◆ **DIRECTIONS FOR THIS TASK**: The exercise asks you to copy every line below in which "дѣленіе" appears.

◆ **PROVIDED RECORDS**:
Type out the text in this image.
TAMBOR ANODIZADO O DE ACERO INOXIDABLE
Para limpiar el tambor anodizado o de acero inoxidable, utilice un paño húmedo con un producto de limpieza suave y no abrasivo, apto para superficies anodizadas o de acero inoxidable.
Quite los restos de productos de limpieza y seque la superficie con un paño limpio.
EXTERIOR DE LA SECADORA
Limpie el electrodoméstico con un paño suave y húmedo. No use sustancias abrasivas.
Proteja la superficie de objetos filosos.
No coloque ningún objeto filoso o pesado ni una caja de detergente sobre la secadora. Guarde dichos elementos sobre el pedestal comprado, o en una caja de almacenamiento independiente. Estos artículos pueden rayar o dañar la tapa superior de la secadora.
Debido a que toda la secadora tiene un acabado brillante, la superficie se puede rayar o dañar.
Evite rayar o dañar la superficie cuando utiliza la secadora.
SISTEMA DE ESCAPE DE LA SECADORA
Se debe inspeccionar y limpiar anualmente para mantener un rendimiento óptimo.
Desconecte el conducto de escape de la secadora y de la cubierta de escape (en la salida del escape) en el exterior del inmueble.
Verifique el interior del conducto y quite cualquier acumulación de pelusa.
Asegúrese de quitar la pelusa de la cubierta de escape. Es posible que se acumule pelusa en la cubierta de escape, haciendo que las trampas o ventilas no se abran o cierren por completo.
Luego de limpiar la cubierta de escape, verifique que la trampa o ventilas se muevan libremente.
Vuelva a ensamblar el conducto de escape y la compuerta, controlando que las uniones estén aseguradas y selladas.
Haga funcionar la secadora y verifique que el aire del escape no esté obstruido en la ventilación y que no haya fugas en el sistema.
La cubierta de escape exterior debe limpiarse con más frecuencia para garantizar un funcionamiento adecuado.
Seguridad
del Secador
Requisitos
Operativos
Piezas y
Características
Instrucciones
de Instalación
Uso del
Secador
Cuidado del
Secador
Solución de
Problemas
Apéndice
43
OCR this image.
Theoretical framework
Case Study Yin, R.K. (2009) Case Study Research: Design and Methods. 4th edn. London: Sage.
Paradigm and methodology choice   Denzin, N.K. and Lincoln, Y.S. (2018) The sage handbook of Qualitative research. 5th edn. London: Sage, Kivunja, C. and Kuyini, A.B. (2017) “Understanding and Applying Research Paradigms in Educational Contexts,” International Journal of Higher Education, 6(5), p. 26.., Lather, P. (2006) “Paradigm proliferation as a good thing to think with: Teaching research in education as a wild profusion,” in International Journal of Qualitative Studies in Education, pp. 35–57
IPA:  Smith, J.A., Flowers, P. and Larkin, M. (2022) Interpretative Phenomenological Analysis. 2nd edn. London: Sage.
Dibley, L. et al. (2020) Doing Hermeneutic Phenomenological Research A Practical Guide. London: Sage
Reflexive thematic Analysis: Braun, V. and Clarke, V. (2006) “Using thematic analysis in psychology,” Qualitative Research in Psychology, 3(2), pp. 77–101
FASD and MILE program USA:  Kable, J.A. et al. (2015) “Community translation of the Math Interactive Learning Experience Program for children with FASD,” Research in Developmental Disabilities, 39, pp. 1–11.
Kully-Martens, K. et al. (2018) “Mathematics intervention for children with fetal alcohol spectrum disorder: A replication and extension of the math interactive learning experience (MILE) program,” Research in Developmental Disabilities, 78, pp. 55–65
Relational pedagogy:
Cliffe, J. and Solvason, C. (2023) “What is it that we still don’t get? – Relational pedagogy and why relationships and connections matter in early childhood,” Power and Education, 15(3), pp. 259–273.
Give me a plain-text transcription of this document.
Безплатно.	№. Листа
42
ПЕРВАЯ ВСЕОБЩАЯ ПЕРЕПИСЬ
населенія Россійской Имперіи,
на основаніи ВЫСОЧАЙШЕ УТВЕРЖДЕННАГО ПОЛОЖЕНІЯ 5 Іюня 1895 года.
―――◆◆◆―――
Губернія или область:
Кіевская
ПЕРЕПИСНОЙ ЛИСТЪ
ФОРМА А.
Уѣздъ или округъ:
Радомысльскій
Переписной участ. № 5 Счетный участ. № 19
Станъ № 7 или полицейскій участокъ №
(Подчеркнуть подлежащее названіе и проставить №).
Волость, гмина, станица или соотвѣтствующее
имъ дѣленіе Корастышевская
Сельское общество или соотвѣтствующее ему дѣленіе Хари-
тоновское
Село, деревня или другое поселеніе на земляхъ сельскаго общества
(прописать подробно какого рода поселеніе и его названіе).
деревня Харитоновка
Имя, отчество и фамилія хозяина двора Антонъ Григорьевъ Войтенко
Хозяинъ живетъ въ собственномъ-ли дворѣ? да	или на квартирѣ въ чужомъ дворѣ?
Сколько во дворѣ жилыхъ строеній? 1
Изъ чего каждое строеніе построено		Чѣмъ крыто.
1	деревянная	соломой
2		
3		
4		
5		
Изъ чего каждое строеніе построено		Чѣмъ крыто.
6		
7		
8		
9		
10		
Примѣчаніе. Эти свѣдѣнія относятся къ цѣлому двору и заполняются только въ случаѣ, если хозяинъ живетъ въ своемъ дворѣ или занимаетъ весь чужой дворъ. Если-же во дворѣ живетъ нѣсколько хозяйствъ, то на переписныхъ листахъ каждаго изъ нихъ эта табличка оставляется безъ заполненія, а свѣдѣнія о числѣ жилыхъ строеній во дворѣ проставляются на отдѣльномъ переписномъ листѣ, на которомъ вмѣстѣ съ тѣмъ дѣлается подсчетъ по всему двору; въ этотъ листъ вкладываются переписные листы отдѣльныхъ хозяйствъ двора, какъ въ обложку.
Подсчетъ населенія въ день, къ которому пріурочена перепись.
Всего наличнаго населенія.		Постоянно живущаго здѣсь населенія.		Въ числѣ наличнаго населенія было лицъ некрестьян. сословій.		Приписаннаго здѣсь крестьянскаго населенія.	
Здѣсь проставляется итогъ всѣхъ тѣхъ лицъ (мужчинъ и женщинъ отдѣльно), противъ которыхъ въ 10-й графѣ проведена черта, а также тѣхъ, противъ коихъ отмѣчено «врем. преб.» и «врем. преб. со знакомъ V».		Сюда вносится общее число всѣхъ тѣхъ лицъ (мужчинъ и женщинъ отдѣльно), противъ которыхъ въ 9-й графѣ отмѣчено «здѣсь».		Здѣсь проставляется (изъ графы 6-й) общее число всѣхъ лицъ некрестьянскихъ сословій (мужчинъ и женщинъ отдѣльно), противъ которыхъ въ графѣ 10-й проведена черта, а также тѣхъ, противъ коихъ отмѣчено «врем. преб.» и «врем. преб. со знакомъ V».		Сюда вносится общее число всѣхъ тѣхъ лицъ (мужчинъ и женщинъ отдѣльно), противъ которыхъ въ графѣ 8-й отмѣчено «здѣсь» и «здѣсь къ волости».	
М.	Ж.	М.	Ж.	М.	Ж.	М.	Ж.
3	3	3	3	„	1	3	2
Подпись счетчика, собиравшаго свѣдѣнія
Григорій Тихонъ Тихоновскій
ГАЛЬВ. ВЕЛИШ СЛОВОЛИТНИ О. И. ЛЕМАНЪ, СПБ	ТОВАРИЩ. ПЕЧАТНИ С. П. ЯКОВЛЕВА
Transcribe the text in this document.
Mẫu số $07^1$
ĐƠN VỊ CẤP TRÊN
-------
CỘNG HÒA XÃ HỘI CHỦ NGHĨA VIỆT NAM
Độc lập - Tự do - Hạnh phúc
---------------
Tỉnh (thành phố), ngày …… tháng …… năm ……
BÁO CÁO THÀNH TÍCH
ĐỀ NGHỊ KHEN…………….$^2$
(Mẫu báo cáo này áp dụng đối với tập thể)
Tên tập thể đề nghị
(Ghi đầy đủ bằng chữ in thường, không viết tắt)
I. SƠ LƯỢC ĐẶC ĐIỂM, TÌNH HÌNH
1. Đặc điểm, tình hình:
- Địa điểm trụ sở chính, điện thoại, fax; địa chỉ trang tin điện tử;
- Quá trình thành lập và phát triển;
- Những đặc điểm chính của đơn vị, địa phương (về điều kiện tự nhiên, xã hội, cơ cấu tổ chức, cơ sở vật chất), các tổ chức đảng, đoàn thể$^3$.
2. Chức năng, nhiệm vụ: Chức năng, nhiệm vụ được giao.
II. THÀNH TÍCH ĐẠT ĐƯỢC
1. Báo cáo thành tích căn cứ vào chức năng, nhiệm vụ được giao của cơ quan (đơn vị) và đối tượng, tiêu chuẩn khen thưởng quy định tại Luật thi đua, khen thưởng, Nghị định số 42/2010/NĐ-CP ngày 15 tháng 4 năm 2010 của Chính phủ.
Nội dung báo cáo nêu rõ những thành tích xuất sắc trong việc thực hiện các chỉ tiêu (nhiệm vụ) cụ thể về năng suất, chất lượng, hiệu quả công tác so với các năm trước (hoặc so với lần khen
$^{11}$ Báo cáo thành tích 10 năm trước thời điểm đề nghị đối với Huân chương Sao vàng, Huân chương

◆ **SOLVED EXERCISE**:
имъ дѣленіе Корастышевская
Сельское общество или соотвѣтствующее ему дѣленіе Хари-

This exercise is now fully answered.